● **OBJECTIVE**:
Scan the listing below. Report each line that includes "Elektrisk".

● **RECORDS**:
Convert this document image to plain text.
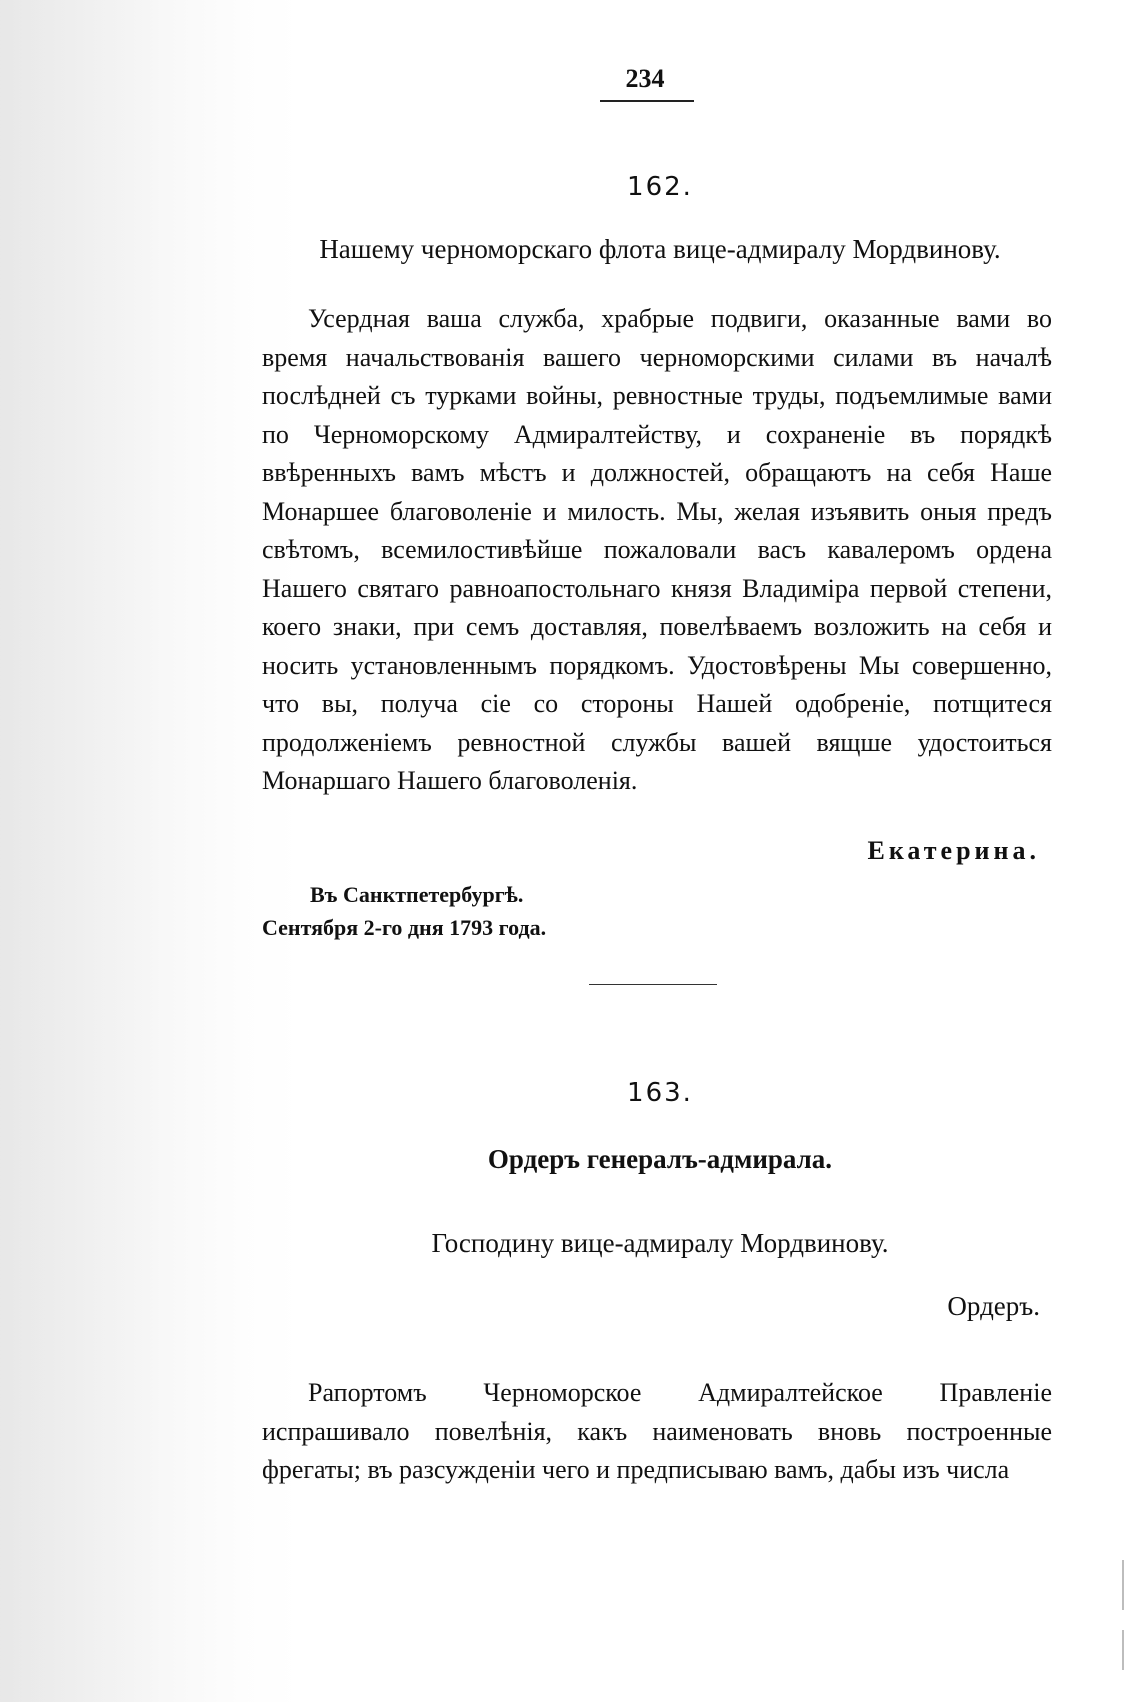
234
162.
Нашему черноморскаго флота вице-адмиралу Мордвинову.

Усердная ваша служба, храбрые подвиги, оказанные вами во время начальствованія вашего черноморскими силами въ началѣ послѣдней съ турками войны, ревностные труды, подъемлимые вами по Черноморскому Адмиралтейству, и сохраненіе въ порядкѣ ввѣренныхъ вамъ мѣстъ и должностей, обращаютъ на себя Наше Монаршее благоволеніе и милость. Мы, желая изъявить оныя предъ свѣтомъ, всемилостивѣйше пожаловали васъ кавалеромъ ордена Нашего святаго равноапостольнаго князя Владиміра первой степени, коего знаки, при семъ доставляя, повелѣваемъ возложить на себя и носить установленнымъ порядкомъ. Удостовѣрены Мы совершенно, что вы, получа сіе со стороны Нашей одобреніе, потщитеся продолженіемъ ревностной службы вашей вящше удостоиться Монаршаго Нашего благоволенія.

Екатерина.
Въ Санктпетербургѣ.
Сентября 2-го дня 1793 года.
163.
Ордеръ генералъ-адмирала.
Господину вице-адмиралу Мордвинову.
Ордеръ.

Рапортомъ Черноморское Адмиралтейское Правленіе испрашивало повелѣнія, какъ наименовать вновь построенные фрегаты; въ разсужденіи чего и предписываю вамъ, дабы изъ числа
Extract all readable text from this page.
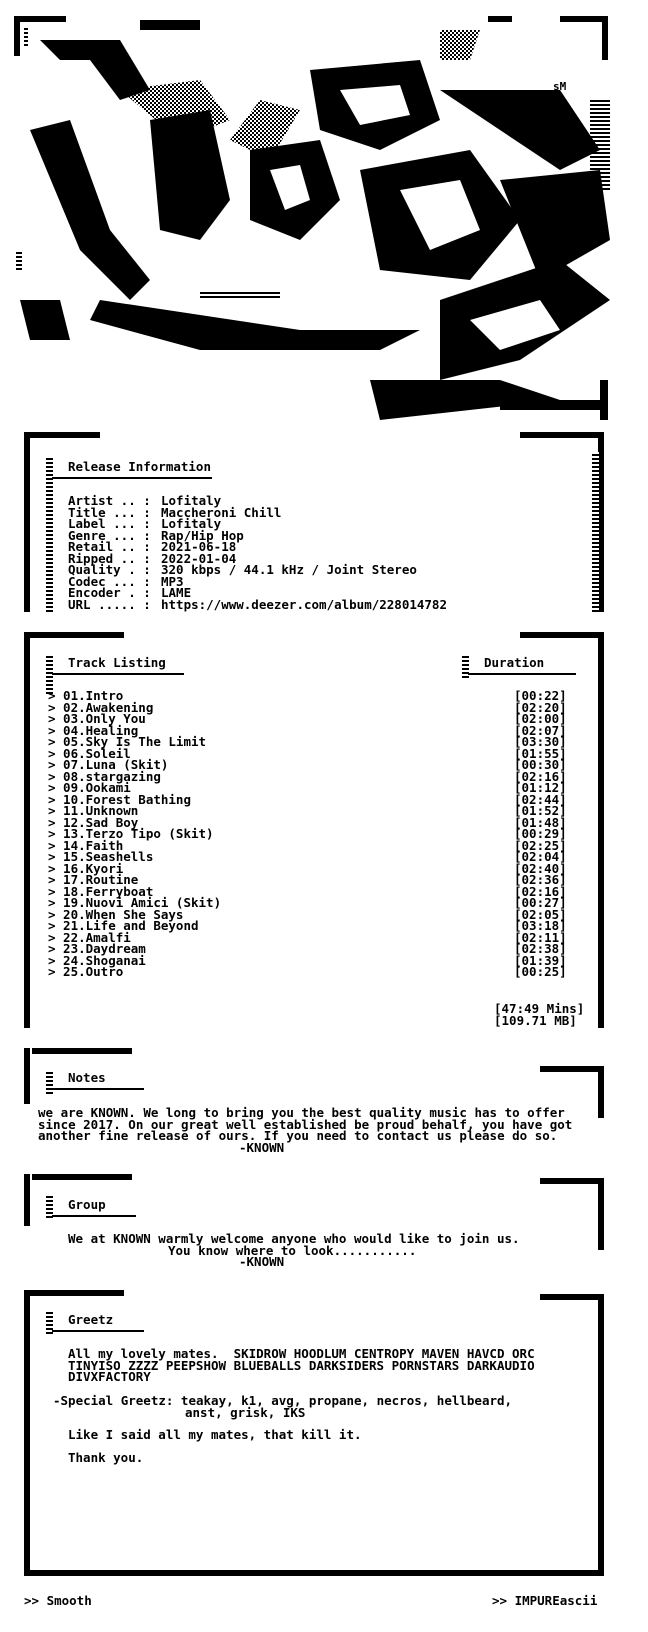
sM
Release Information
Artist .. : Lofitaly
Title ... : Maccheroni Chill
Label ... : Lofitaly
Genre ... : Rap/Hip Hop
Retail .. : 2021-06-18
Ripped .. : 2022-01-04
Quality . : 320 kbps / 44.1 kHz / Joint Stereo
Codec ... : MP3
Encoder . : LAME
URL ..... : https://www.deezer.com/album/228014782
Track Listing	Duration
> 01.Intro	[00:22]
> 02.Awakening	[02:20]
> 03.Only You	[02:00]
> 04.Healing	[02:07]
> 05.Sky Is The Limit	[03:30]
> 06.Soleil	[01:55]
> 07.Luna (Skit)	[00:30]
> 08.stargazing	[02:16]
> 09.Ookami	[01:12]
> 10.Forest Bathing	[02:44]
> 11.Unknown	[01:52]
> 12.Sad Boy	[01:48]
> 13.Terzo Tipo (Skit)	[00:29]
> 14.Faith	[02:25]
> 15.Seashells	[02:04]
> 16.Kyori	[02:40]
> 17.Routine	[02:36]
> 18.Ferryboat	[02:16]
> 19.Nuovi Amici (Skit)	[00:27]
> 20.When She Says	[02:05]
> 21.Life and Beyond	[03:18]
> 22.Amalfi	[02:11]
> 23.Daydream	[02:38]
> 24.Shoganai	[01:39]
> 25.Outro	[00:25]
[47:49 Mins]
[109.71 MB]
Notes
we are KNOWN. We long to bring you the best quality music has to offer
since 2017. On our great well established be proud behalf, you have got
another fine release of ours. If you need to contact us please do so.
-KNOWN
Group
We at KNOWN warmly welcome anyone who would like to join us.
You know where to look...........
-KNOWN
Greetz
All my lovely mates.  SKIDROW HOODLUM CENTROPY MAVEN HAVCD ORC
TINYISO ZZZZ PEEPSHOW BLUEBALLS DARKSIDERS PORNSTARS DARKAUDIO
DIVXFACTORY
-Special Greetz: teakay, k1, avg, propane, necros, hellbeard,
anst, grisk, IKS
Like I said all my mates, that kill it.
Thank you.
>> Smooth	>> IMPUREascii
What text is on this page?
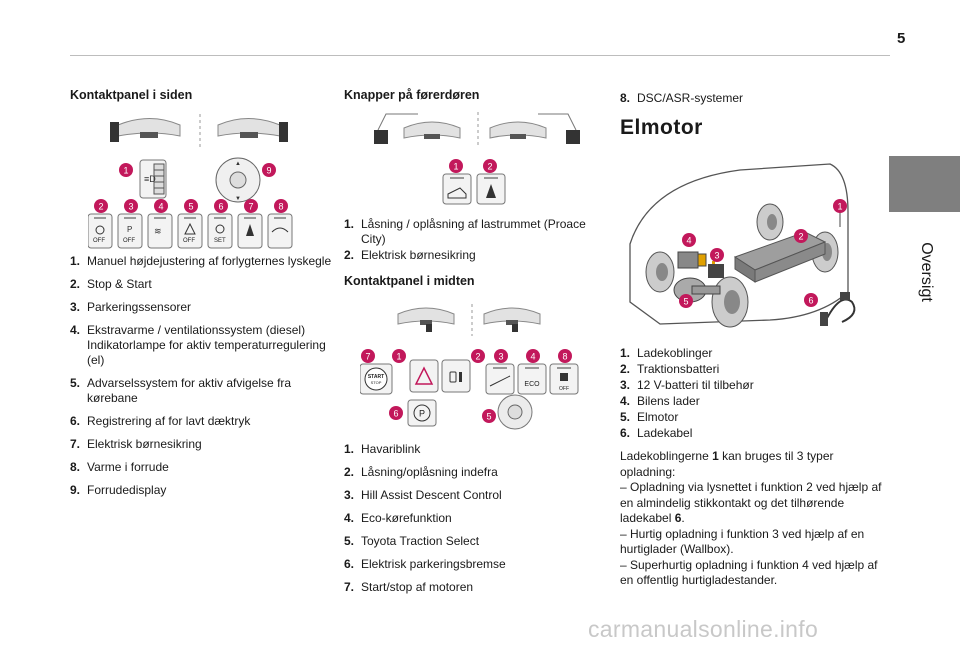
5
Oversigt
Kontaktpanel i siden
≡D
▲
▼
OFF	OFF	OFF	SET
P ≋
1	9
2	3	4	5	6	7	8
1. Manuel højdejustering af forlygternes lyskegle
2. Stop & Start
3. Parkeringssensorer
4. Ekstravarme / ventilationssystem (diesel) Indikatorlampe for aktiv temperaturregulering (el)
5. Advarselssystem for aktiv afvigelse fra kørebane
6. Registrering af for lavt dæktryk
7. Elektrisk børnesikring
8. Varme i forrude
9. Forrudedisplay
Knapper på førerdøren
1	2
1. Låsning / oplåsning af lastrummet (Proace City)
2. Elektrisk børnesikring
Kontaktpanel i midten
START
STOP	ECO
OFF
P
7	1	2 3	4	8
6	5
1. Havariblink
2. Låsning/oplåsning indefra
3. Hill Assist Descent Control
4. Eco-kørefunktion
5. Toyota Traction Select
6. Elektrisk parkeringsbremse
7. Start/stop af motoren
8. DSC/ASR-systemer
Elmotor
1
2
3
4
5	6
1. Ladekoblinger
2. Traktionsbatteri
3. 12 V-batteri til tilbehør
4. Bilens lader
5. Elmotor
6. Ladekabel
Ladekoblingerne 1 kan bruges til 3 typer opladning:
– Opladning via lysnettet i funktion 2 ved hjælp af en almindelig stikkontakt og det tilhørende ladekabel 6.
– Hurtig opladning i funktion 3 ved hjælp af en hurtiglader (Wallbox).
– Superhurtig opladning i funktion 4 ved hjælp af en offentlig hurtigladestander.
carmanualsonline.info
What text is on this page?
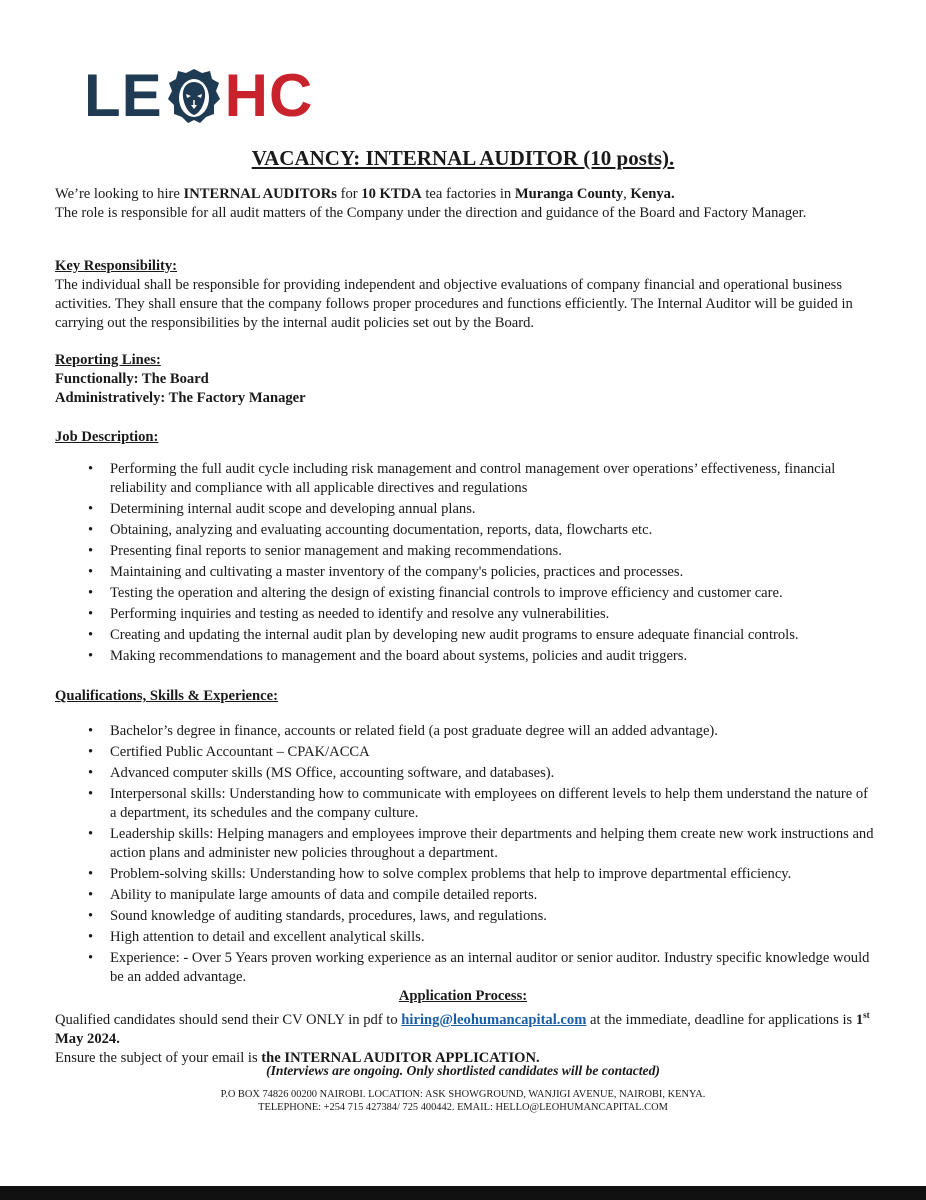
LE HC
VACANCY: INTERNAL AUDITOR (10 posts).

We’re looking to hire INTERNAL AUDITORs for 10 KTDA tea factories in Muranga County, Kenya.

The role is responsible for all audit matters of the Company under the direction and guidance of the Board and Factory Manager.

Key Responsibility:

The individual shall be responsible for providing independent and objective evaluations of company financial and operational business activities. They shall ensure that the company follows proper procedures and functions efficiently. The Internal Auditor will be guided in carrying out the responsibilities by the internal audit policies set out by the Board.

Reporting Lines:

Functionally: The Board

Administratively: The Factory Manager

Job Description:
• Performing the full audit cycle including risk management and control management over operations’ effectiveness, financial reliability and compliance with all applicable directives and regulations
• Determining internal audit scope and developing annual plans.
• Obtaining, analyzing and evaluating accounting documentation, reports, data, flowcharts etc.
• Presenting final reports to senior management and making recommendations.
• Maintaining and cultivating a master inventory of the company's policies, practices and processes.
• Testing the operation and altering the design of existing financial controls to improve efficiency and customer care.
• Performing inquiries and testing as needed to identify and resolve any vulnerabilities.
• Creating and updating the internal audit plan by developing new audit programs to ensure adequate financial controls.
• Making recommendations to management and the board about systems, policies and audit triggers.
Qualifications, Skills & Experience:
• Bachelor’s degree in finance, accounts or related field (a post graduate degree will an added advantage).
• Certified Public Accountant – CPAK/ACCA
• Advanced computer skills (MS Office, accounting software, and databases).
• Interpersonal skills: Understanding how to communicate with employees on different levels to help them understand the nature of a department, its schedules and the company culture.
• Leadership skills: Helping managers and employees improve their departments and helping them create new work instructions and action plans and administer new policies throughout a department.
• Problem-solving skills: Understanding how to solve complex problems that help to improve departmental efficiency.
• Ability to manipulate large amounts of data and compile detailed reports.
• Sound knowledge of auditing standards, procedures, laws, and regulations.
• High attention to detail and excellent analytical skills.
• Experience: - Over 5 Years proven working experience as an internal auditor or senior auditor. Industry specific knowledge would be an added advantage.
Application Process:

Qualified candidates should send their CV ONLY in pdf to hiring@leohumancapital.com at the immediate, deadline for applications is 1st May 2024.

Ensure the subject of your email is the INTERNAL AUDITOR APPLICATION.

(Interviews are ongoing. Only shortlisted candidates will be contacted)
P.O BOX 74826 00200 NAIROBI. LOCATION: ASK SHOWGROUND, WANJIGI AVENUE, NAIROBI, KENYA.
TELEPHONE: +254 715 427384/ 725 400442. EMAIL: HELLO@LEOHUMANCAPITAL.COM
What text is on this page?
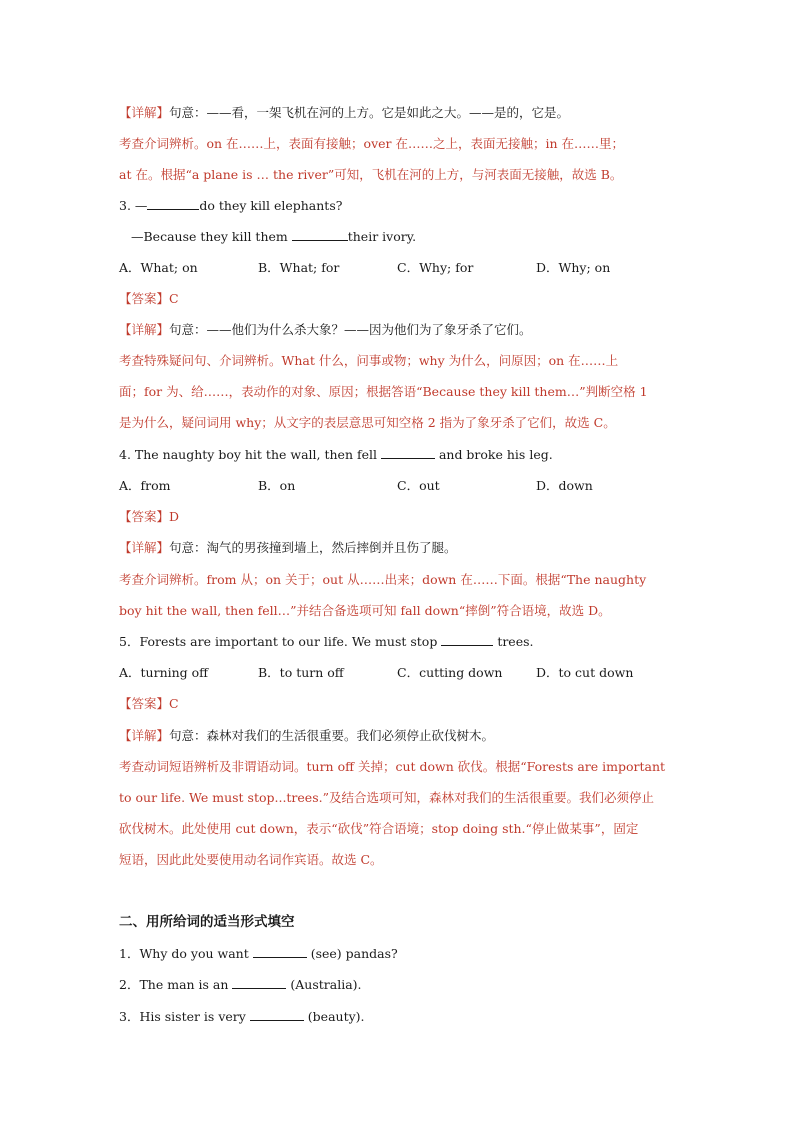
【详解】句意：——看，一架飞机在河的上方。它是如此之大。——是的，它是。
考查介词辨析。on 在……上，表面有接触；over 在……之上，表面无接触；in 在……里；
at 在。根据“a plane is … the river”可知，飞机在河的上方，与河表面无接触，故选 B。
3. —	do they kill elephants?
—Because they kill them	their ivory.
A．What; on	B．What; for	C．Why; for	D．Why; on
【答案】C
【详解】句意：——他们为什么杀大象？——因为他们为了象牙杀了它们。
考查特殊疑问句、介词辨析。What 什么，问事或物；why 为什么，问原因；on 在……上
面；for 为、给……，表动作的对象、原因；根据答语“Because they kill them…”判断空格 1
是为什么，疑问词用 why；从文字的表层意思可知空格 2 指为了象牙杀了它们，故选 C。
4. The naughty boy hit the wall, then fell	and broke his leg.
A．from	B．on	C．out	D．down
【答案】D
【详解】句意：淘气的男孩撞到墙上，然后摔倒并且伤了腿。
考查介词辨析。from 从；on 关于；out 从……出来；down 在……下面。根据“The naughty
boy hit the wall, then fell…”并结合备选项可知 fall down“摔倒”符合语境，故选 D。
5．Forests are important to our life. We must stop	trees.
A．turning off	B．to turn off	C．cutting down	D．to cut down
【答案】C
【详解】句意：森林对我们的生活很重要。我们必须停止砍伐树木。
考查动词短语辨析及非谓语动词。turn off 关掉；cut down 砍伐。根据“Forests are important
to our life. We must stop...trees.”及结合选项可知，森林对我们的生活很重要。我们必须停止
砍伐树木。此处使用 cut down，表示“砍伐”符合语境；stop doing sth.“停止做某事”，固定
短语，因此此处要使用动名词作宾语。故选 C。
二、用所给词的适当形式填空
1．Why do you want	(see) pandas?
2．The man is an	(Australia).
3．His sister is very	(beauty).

● **RESPONSE TO THIS TASK**:
7. Elektrisk børnesikring
2. Elektrisk børnesikring
6. Elektrisk parkeringsbremse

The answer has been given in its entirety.